Teori ini mengandung berbagai kesulitan dalam penerapannya. Tetapi penemuan-penemuan sejenis lainnya menunjukkan konsistensi dalam hal adanya pengaruh hubungan sebab-akibat antara penghargaan, prestasi, dan penghargaan (balas jasa) ekstrensik seperti pengupahan atau kenaikan pangkat.


2)    Teori Pembentukan Perilaku
Teori ini dikembangkan oleh B.F Skinner yang mengemukakan pendekatan lain terhadap motivasi yang mempengaruhi dan merubah perilaku kerja yaitu teori pembentukan perilaku (operant conditioning).
Pendekatan ini didasarkan terutama atas hukum pengaruh, yang menyatakan bahwa perilaku yang diikuti dengan konsekuensi-konsekuensi pemuas cenderung diulang, sedangkan perilaku yang diikuti konsekuensi-konsekuensi hukuman cenderung tidak diulang. Dengan demikian perilaku individu di waktu mendatang dapat diperkirakan atau dipelajari dari pengalaman di waktu yang lalu. (T. Hani Handoko, 1986: 264)

◆ ◆ ◆ ◆ ◆ ◆ ◆

Tugas 1:
Jawablah pertanyaan berikut berdasarkan kutipan tentang teori motivasi:
(a) Siapa yang mengembangkan teori pembentukan perilaku?
(b) Menurut hukum pengaruh, apa yang cenderung terjadi pada perilaku yang diikuti konsekuensi-konsekuensi hukuman?
(c) Apa dua contoh penghargaan (balas jasa) ekstrinsik yang disebutkan di awal kutipan?
Tugas 2: Salin tanpa perubahan bagian kutipan tentang teori motivasi mulai dari "2)    Teori Pembentukan" hingga "perilaku (operant conditioning).".
Tugas 3: Teruskan kutipan tentang teori motivasi, mulai setelah kalimat terakhirnya.

Cuplikan data:
◆ ◆ ◆ ◆ ◆ ◆ ◆

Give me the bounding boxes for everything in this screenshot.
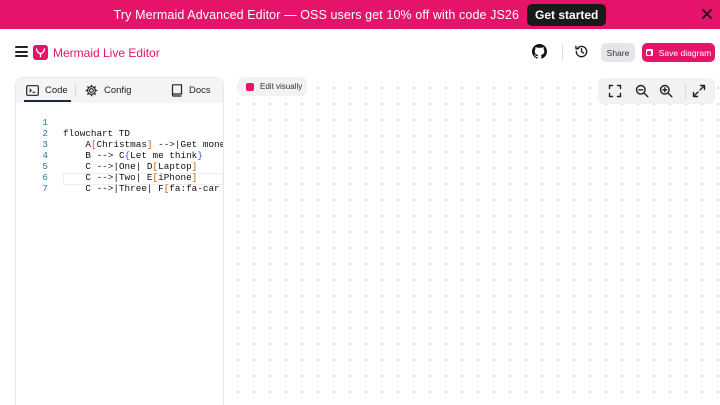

◆ ◆ ◆ ◆ ◆ ◆ ◆

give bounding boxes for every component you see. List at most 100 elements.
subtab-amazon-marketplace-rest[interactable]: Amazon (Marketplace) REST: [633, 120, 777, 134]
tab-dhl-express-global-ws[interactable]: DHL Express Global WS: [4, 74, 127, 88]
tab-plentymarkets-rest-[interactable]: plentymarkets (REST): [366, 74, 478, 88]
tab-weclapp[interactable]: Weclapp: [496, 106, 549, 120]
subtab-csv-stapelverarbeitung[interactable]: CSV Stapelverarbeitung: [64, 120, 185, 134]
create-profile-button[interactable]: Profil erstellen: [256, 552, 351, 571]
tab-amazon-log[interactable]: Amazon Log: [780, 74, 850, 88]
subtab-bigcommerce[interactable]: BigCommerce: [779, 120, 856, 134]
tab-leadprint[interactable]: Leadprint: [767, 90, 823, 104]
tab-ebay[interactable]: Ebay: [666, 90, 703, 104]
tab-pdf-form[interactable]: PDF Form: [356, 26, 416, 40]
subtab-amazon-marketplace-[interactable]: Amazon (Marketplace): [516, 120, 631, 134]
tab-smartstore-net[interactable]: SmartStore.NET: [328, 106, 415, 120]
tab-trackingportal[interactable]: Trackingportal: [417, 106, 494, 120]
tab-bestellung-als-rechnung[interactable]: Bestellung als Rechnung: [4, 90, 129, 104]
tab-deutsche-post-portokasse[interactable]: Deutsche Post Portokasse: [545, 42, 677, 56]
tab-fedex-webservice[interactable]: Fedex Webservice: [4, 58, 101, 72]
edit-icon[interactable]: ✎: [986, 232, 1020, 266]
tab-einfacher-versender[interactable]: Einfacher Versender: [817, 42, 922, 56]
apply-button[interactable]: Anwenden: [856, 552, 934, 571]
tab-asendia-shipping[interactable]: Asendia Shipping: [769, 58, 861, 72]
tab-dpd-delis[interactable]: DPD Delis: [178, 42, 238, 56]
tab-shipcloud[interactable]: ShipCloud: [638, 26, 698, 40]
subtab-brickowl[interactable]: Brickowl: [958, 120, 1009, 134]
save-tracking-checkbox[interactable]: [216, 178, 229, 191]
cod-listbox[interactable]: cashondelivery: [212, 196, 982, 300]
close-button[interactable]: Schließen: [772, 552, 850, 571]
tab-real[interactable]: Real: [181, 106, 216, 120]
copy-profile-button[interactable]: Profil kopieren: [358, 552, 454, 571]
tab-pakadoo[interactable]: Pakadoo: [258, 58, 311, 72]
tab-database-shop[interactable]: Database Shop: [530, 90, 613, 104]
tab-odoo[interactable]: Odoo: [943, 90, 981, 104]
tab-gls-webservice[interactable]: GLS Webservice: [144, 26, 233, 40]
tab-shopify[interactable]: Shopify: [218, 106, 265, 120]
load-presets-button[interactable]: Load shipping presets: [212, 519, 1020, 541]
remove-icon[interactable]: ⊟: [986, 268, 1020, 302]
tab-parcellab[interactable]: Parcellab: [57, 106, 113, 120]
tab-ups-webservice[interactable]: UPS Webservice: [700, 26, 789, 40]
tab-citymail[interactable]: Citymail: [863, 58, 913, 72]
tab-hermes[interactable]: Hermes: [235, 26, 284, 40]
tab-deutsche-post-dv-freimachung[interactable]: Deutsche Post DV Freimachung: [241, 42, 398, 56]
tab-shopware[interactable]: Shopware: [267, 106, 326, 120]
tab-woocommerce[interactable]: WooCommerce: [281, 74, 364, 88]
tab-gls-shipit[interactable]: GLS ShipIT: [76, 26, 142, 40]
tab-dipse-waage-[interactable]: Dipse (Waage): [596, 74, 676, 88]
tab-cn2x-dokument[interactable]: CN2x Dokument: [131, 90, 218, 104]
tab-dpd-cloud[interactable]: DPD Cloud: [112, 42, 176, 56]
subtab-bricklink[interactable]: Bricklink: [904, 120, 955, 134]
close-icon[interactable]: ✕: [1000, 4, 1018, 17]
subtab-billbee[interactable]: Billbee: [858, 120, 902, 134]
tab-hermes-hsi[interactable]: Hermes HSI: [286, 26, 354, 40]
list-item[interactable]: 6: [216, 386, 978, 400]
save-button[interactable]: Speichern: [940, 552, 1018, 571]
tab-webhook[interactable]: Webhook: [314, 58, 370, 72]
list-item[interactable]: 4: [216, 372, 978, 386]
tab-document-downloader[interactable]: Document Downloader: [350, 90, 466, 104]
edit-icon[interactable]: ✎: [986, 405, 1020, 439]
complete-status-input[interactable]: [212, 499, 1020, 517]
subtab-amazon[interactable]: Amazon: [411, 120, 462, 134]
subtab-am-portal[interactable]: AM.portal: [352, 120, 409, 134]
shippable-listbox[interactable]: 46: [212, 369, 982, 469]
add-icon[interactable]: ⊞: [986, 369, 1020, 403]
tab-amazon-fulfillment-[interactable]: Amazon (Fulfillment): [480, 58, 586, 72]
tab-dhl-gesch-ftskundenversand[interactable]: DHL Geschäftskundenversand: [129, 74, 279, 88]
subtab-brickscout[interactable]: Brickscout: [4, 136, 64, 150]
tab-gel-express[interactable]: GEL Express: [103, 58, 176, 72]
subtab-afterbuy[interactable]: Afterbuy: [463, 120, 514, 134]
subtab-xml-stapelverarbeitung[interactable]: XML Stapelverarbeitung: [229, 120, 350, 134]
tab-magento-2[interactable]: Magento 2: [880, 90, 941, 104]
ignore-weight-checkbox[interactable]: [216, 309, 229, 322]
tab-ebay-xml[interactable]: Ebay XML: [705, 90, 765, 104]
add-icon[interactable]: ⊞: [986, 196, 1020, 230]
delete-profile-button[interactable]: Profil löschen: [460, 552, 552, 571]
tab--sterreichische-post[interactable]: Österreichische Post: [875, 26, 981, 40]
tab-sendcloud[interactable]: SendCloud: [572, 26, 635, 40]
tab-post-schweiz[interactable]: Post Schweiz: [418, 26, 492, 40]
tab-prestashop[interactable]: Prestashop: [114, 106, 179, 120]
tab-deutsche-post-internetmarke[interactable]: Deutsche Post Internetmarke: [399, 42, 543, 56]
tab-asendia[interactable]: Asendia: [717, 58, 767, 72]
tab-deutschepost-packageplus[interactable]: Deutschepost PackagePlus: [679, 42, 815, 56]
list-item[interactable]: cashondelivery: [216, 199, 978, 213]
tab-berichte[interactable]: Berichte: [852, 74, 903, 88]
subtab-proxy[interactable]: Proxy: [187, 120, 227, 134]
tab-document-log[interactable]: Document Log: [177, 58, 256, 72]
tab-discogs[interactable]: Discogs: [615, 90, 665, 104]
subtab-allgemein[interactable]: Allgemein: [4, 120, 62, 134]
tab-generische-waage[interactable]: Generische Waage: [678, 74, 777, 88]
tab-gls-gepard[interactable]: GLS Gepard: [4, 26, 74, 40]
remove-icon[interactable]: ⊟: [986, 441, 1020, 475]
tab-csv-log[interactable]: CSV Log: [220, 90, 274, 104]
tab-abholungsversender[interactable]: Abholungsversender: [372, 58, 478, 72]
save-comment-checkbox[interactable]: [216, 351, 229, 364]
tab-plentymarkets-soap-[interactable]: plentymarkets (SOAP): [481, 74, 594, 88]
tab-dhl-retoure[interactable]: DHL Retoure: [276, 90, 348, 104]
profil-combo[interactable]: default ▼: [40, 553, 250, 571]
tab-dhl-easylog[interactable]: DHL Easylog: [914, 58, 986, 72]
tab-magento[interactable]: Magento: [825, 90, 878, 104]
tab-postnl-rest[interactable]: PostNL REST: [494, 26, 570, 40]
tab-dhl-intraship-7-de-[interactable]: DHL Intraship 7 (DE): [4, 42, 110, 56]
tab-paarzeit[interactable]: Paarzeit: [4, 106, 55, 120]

◆ ◆ ◆ ◆ ◆ ◆ ◆

Jawaban tertulis 1:
(a) B.F Skinner.
(b) Perilaku itu cenderung tidak diulang.
(c) Pengupahan dan kenaikan pangkat.

Jawaban tertulis 2:
2)    Teori Pembentukan Perilaku
Teori ini dikembangkan oleh B.F Skinner yang mengemukakan pendekatan lain terhadap motivasi yang mempengaruhi dan merubah perilaku kerja yaitu teori pembentukan perilaku (operant conditioning).

Jawaban tertulis 3:
Gambar 1
Proses Pembentukan Perilaku

Tanggapan di waktu yang akan datang.
 


Rangsangan
 


Konsekuensi
 

Tanggapan
 



Jadi, perilaku (tanggapan) individu terhadap suatu situasi atau kejadian (stimulus) adalah penyebab konsekuensi tertentu. Bila konsekuensi itu positif, individu akan memberikan tanggapan sama terhadap situasi yang sama, tetapi bila konsekuensi tidak menyenangkan individu akan cebderung merubah perilakuknya untuk menghindarkan dari konsekuensi tersebut.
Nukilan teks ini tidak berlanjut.